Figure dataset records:
- - - - - - -
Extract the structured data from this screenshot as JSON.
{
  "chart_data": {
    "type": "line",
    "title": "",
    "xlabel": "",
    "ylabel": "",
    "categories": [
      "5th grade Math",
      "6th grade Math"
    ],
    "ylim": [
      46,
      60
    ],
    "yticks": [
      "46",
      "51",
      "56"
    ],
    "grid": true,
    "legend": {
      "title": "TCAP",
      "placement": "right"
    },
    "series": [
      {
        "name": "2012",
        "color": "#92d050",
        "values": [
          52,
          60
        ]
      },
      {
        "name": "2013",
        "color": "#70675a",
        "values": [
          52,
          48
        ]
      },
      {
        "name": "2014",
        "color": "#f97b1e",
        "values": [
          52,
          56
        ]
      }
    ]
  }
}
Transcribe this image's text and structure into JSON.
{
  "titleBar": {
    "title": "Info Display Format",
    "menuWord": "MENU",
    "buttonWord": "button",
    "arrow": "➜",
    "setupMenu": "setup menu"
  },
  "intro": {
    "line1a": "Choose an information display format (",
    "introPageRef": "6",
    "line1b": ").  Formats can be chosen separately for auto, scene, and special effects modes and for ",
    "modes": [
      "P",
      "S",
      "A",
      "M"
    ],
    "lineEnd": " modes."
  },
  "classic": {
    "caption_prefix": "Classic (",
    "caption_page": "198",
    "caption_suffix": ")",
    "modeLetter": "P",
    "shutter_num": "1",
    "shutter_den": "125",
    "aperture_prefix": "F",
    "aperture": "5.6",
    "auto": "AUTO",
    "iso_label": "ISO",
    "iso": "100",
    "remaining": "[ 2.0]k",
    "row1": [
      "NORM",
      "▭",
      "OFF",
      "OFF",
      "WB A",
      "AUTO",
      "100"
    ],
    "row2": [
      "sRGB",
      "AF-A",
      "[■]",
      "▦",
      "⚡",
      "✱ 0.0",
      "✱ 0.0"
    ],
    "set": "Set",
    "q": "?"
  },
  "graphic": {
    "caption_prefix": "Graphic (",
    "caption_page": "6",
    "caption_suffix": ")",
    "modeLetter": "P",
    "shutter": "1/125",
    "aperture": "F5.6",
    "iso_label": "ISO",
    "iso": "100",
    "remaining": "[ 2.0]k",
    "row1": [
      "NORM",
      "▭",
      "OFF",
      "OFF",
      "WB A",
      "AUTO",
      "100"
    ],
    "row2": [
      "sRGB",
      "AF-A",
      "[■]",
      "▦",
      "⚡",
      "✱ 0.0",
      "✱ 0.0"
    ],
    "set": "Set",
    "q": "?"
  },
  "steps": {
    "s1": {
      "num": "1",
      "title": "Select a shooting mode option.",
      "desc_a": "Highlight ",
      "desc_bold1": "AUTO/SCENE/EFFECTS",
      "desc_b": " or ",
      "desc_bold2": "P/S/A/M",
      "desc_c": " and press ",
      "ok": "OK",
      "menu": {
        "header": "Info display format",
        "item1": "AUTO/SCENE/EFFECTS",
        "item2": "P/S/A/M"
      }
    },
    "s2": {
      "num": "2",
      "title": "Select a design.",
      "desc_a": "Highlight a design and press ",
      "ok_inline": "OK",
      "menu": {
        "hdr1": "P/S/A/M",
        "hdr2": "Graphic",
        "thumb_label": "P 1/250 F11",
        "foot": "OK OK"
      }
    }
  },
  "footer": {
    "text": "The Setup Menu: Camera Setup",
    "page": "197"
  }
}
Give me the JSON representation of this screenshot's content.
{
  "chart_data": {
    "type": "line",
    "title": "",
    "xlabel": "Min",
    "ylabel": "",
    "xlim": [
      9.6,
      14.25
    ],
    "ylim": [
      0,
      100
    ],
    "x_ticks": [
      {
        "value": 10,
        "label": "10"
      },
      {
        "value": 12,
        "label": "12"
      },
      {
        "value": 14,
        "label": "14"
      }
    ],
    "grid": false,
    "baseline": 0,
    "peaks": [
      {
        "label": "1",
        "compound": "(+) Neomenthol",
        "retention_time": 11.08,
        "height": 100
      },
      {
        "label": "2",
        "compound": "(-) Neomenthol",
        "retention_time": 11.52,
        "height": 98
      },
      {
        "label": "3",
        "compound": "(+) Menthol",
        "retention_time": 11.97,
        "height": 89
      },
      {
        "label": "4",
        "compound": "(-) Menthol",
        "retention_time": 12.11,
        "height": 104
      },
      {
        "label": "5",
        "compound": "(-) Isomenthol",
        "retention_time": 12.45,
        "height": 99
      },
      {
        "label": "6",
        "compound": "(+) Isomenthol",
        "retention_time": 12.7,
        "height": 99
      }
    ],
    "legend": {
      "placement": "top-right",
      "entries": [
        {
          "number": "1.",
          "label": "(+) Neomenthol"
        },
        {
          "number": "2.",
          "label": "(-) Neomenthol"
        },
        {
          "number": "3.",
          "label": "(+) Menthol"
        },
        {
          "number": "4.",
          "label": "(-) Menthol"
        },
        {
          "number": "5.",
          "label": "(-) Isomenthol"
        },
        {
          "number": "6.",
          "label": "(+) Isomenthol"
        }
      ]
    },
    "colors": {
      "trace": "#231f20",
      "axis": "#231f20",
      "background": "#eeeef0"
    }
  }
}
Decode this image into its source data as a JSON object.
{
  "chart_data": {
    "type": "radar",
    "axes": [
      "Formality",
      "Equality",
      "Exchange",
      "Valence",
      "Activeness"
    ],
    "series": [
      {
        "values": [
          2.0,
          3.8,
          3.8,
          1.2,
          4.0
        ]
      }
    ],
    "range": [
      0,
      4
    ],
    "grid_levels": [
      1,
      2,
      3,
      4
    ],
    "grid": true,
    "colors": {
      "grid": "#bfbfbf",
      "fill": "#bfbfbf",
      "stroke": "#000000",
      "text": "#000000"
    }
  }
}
- - - - - - -
Identify the lines that hold the word "JSON". Copy every one of them.

Exercise result:
Extract the structured data from this screenshot as JSON.
Transcribe this image's text and structure into JSON.
Give me the JSON representation of this screenshot's content.
Decode this image into its source data as a JSON object.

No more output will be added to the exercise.